> [What to produce] Convert the stretch from the line containing "condition-text[interactable]: projNum >" through the end of the material into a JSON list of strings, one string per line and blank lines omitted.

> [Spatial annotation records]
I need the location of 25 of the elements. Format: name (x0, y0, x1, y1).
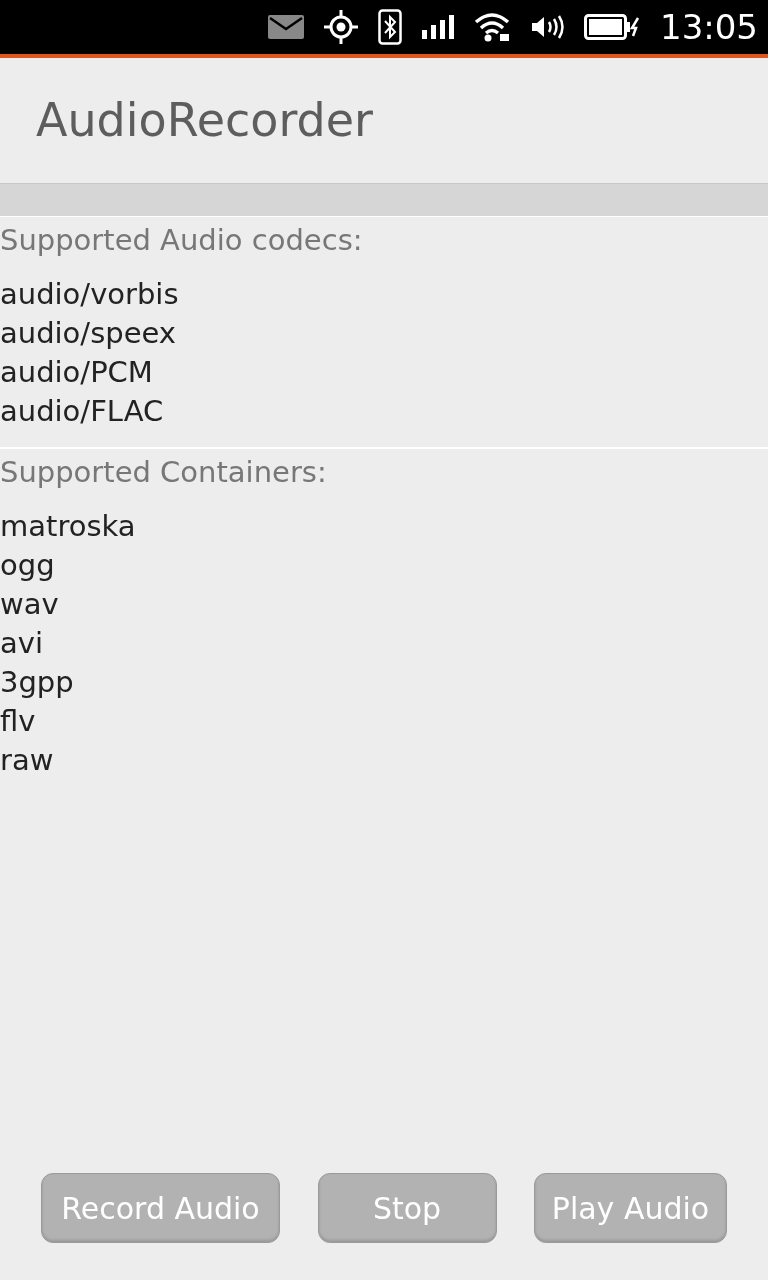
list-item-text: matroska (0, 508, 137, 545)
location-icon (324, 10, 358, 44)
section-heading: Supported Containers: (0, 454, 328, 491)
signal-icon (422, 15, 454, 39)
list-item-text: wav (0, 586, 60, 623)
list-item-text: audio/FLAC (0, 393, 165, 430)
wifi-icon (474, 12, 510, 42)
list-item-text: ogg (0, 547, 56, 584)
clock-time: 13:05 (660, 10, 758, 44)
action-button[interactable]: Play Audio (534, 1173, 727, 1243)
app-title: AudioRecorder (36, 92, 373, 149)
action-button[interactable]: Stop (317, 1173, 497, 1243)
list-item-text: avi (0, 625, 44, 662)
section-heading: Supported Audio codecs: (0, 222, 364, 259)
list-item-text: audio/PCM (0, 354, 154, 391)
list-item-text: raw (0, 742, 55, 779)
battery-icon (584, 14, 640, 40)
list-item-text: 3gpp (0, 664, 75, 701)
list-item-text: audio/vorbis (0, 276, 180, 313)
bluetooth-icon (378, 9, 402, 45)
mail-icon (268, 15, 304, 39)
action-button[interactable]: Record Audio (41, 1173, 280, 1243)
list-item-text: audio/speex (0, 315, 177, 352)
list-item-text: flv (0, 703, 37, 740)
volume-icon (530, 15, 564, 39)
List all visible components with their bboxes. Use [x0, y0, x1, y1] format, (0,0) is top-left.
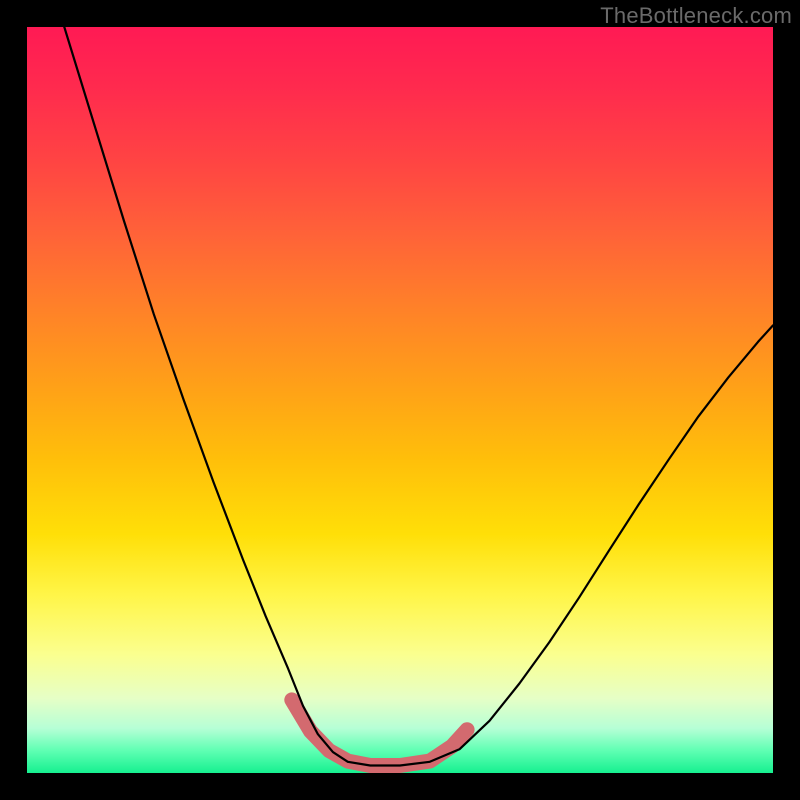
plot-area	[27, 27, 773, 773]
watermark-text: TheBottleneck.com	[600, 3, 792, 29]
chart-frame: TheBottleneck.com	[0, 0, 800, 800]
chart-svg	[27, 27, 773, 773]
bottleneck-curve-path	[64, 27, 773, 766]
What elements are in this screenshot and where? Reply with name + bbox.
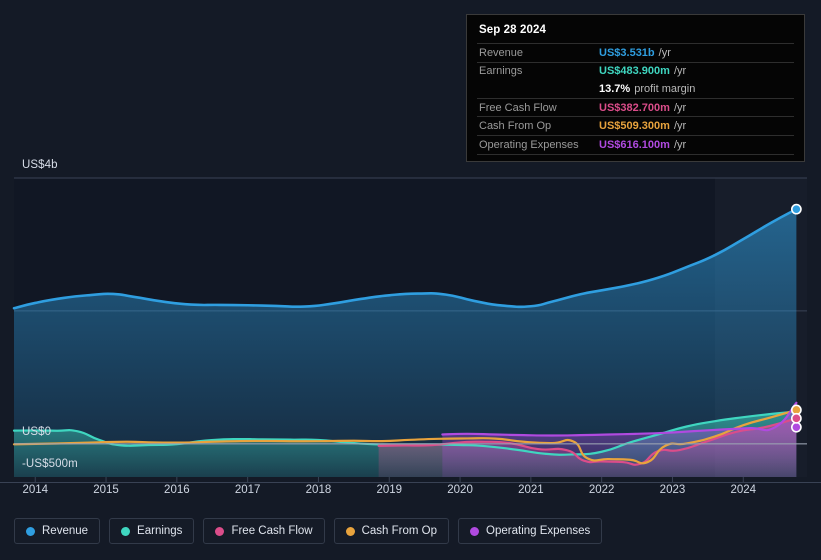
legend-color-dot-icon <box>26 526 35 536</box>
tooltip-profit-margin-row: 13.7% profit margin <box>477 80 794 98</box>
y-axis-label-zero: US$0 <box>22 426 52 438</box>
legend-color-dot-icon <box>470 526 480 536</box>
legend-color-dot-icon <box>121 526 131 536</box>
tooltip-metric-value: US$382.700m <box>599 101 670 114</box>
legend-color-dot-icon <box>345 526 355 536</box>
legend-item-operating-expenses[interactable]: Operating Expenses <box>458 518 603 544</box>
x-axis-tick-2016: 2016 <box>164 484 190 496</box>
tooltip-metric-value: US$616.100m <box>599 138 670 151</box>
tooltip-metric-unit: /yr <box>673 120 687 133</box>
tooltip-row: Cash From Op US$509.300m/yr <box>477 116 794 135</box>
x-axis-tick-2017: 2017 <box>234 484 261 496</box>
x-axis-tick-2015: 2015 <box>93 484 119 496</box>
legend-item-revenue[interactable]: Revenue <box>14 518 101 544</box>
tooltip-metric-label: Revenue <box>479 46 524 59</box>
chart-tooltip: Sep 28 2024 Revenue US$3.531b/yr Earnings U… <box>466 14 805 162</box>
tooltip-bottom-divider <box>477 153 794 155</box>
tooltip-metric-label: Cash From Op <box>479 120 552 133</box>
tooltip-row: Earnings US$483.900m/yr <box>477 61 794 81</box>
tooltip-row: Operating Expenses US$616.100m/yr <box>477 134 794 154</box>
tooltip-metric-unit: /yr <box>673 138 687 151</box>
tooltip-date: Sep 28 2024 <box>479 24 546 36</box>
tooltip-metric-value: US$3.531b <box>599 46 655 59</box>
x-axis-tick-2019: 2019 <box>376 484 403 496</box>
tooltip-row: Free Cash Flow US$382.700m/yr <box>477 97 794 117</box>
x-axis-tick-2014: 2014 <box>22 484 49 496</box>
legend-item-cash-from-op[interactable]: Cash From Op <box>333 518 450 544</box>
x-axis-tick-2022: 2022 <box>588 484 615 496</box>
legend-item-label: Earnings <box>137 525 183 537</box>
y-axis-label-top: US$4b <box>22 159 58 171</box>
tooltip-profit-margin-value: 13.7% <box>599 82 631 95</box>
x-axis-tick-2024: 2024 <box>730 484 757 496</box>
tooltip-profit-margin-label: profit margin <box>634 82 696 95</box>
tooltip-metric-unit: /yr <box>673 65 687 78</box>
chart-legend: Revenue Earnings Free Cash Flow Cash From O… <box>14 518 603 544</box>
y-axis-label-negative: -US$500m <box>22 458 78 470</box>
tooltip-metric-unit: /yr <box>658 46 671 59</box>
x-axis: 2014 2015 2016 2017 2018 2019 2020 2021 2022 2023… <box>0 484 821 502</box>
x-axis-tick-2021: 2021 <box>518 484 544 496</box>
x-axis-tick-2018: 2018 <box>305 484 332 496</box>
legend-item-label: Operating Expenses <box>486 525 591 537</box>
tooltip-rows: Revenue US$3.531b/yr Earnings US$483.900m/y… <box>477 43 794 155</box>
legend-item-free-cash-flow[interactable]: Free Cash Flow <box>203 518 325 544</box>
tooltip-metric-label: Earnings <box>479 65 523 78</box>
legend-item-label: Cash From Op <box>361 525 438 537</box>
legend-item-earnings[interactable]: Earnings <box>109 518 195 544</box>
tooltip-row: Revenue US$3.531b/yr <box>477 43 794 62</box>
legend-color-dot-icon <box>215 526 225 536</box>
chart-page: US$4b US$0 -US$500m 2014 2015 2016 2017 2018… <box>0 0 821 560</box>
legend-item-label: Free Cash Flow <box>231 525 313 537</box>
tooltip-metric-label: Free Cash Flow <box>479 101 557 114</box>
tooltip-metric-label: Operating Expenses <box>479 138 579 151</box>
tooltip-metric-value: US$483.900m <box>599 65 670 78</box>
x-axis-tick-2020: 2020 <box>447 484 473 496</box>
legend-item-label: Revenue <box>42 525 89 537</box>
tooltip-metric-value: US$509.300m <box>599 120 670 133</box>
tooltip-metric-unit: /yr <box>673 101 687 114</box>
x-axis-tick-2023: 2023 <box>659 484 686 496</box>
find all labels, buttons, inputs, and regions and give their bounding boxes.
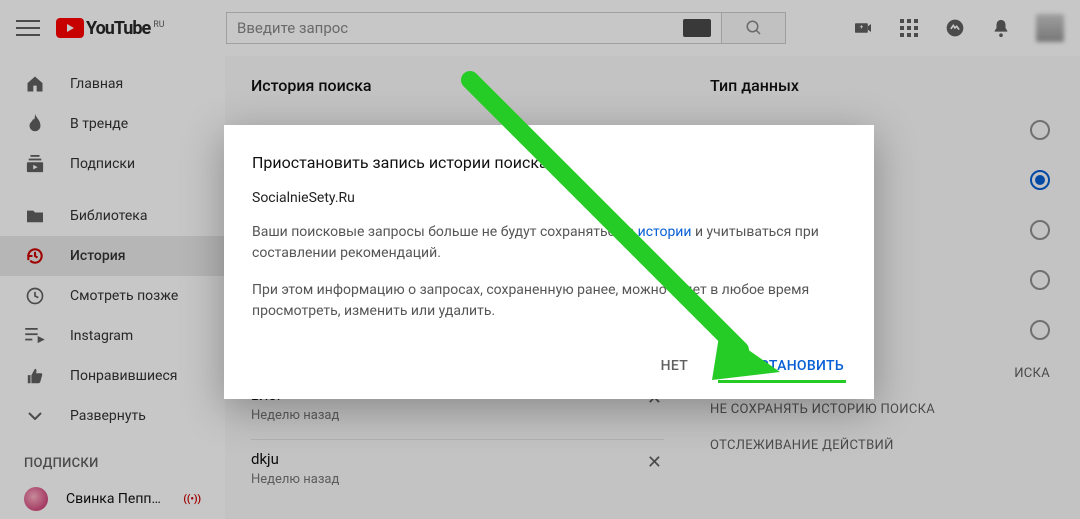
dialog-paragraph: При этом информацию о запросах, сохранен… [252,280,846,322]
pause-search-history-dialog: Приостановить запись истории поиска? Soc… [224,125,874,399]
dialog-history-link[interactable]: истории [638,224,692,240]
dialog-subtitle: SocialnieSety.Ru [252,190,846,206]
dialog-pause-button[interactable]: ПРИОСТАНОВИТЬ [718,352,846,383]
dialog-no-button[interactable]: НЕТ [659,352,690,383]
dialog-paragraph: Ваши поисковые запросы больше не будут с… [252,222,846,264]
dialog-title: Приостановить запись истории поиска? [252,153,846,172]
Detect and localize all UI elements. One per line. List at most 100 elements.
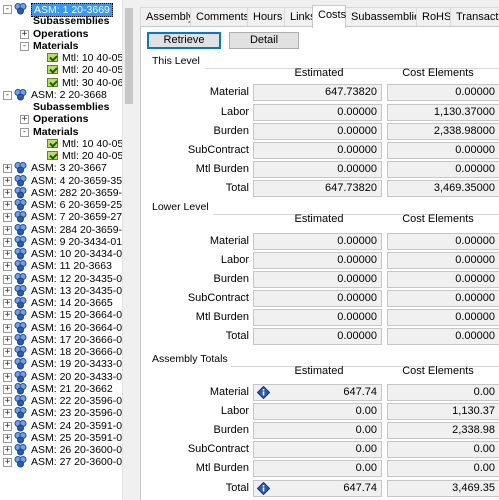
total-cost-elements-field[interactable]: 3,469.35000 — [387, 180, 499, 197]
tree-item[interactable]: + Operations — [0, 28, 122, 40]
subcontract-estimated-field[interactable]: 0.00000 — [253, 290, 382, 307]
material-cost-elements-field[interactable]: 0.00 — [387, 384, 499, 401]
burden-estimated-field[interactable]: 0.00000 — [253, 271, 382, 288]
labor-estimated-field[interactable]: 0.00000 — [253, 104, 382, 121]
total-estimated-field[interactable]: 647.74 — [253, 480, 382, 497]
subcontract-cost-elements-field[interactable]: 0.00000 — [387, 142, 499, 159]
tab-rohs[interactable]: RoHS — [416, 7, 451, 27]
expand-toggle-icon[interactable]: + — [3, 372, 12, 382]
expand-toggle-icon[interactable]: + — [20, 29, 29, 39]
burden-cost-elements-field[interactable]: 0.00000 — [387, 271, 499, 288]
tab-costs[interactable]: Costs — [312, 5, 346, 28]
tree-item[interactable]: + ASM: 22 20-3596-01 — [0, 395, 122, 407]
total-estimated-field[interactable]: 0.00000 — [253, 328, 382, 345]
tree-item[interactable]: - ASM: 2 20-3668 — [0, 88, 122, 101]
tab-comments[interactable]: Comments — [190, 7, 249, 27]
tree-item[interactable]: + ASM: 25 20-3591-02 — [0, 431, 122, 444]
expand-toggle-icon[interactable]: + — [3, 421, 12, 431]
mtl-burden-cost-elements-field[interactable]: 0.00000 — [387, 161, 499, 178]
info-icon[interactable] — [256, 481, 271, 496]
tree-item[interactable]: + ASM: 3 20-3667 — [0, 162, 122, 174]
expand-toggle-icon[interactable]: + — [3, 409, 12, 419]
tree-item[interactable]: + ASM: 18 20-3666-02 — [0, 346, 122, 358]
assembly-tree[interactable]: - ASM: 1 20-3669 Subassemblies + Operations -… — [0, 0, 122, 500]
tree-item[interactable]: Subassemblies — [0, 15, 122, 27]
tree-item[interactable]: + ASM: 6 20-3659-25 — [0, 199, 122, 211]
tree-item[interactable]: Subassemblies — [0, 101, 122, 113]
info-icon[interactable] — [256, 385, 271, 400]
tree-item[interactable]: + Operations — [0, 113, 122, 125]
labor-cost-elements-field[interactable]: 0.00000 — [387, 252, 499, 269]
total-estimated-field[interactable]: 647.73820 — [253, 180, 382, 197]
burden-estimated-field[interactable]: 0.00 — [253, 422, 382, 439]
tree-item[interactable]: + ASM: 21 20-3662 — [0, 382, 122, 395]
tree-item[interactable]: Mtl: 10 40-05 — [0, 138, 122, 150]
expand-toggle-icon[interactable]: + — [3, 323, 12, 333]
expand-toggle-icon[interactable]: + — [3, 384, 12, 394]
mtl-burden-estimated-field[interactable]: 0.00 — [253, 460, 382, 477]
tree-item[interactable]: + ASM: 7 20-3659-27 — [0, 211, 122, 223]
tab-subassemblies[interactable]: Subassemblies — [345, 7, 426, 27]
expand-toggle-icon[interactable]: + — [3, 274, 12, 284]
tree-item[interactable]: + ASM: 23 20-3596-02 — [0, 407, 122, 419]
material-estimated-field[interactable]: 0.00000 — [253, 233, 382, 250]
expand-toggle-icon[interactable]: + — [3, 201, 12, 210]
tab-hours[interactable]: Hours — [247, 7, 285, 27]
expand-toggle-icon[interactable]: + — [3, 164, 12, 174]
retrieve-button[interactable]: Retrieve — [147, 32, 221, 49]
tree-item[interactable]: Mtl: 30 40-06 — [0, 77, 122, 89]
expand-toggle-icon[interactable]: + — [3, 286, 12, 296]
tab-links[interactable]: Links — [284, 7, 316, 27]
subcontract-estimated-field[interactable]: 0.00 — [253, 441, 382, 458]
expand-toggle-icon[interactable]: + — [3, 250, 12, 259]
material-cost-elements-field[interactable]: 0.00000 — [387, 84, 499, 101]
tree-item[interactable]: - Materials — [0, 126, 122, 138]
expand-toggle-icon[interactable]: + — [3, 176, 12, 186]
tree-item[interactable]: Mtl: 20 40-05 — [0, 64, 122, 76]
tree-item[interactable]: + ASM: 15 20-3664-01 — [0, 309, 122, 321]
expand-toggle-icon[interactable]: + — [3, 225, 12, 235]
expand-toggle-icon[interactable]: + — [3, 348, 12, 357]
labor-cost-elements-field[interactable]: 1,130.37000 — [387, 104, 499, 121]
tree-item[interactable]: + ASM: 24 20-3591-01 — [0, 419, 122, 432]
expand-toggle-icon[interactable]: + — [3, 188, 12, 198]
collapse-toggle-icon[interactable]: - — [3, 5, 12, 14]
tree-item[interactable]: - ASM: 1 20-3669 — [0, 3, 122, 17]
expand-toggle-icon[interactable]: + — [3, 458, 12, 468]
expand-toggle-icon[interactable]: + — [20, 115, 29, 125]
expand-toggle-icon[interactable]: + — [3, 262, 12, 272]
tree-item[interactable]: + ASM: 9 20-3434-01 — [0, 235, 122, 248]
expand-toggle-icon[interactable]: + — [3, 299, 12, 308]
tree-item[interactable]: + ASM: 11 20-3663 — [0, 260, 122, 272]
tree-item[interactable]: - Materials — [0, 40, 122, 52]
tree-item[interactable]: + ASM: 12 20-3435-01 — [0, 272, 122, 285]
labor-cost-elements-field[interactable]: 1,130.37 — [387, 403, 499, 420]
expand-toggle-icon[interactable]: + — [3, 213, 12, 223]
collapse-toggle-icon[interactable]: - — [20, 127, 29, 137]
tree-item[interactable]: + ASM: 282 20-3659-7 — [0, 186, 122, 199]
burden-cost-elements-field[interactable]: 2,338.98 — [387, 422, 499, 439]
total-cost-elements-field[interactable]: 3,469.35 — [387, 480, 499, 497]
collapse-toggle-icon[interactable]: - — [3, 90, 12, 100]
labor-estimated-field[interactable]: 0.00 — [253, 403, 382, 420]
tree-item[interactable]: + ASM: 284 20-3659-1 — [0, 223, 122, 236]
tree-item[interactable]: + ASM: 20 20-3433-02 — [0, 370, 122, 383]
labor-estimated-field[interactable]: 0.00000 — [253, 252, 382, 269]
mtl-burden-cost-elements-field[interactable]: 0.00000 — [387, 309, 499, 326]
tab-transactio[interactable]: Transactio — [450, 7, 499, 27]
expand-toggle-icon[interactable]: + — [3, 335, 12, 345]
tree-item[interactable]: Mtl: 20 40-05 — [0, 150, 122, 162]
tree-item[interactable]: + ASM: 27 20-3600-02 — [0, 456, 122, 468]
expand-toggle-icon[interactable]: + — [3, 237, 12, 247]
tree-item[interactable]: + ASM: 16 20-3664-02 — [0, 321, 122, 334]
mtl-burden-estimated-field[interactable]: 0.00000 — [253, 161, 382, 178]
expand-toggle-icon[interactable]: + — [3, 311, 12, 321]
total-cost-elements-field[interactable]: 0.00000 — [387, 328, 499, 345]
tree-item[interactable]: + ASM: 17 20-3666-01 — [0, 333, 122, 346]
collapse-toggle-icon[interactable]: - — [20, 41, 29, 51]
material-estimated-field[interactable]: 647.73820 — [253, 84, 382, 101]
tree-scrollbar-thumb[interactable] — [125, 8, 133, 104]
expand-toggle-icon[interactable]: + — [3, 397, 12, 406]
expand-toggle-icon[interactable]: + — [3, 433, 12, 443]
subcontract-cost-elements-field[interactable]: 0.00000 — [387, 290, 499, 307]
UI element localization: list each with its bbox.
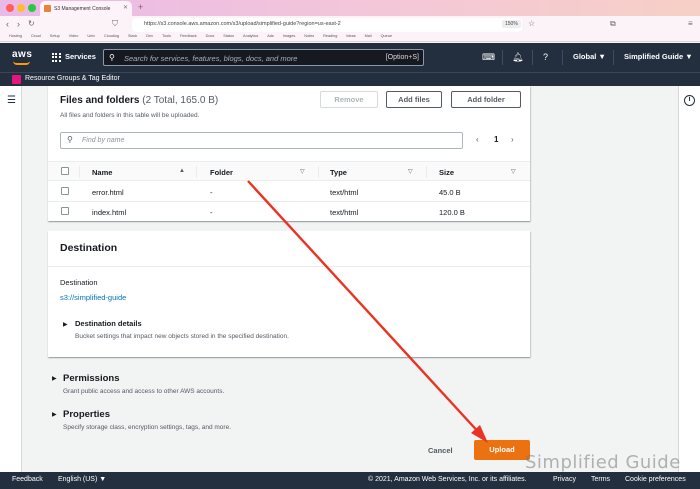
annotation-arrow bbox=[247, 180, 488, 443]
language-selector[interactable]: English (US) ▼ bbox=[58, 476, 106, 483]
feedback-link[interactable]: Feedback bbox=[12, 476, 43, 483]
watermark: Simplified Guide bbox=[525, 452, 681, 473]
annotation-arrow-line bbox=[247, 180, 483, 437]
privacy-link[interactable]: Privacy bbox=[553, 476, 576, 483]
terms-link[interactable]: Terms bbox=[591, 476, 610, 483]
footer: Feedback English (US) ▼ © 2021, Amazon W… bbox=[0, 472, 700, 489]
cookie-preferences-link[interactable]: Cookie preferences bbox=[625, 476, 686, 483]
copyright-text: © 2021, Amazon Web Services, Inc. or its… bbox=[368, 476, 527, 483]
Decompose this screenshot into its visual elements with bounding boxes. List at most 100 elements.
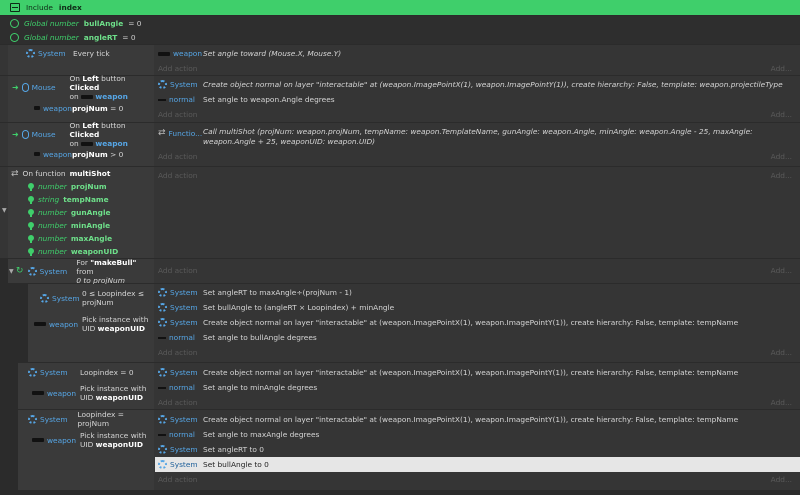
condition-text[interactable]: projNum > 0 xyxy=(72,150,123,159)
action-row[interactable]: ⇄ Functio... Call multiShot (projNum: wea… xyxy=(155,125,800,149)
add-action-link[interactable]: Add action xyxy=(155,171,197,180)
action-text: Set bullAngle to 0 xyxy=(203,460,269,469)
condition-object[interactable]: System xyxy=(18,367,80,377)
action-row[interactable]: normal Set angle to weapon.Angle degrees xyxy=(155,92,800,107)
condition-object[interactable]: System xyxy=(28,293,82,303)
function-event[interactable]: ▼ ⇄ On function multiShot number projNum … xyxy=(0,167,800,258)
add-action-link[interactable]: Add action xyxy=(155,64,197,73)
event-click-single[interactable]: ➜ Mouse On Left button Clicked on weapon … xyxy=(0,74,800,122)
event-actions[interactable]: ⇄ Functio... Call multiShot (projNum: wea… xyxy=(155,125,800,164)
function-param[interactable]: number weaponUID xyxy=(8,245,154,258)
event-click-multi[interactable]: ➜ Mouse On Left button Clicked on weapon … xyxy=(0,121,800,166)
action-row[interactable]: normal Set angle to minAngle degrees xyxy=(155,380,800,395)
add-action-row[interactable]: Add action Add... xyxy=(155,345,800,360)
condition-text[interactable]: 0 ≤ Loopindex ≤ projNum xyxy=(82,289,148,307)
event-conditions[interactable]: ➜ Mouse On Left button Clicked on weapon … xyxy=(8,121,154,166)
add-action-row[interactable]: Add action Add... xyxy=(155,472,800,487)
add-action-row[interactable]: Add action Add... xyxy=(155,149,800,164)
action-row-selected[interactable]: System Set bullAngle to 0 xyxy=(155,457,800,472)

> [The output]
[
  "condition-text[interactable]: projNum > 0 xyxy=(72,150,123,159)",
  "action-row[interactable]: ⇄ Functio... Call multiShot (projNum: wea… xyxy=(155,125,800,149)",
  "add-action-link[interactable]: Add action xyxy=(155,171,197,180)",
  "action-text: Set bullAngle to 0 xyxy=(203,460,269,469)",
  "condition-object[interactable]: System xyxy=(18,367,80,377)",
  "action-row[interactable]: normal Set angle to weapon.Angle degrees xyxy=(155,92,800,107)",
  "condition-object[interactable]: System xyxy=(28,293,82,303)",
  "function-event[interactable]: ▼ ⇄ On function multiShot number projNum … xyxy=(0,167,800,258)",
  "add-action-link[interactable]: Add action xyxy=(155,64,197,73)",
  "event-click-single[interactable]: ➜ Mouse On Left button Clicked on weapon … xyxy=(0,74,800,122)",
  "event-actions[interactable]: ⇄ Functio... Call multiShot (projNum: wea… xyxy=(155,125,800,164)",
  "function-param[interactable]: number weaponUID xyxy=(8,245,154,258)",
  "event-click-multi[interactable]: ➜ Mouse On Left button Clicked on weapon … xyxy=(0,121,800,166)",
  "action-row[interactable]: normal Set angle to minAngle degrees xyxy=(155,380,800,395)",
  "add-action-row[interactable]: Add action Add... xyxy=(155,345,800,360)",
  "condition-text[interactable]: 0 ≤ Loopindex ≤ projNum xyxy=(82,289,148,307)",
  "event-conditions[interactable]: ➜ Mouse On Left button Clicked on weapon … xyxy=(8,121,154,166)",
  "add-action-row[interactable]: Add action Add... xyxy=(155,472,800,487)",
  "add-action-row[interactable]: Add action Add... xyxy=(155,149,800,164)",
  "action-row-selected[interactable]: System Set bullAngle to 0 xyxy=(155,457,800,472)"
]